> PROVIDED TEXT:

StanislavYatsevich / Store_Sales

The project is aimed at stores' sales prediction
0 stars 0 forks source link

Unclear val/test split #10

Open astraszab opened 3 weeks ago

astraszab commented 3 weeks ago

https://github.com/StanislavYatsevich/Store_Sales/blob/9c10a6aec4c0ceecd40d976e48cf62c6d8003f37/src/store_sales/splitting_and_preparing_data.py#L35-L40

Unfortunately, it's not clear from this code which time period gets into train, validation, and testing sets. Is it a week, a month, a year? Also the size of each set is hard coded - I believe it would be more convenient for the user if we make it configurable.

> TASKS TO PERFORM:
(1) Name every data set that the Store_Sales issue on the unclear val/test split says the code creates.
(2) Extend the Store_Sales issue on the unclear val/test split by a few sentences, picking up after its final sentence.

> INFORMATION SUPPLIED:
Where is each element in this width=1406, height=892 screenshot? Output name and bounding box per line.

> TASK RESULTS:
(1) Train, validation, and testing.

(2)
StanislavYatsevich commented 3 weeks ago

https://github.com/StanislavYatsevich/Store_Sales/blob/9c10a6aec4c0ceecd40d976e48cf62c6d8003f37/src/store_sales/splitting_and_preparing_data.py#L35-L40

Unfortunately, it's not clear from this code which time period gets into train, validation, and testing sets. Is it a week, a month, a year? Also the size of each set is hard coded - I believe it would be more convenient for the user if we make it configurable.

Well, that's a good point, thank you. Actually, the deal is that this code was written before we clarified the prediction horizon and the validation method at the beginning of the project. So, since we decided to make a prediction for the last 15 days and to use a cross-validation technique, I believe now it's good time to come back and adjust the train/valid/test split according to the current needs.

StanislavYatsevich commented 3 weeks ago

https://github.com/StanislavYatsevich/Store_Sales/blob/9c10a6aec4c0ceecd40d976e48cf62c6d8003f37/src/store_sales/splitting_and_preparing_data.py#L35-L40

Unfortunately, it's not clear from this code which time period gets into train, validation, and testing sets. Is it a week, a month, a year? Also the size of each set is hard coded - I believe it would be more convenient for the user if we make it configurable.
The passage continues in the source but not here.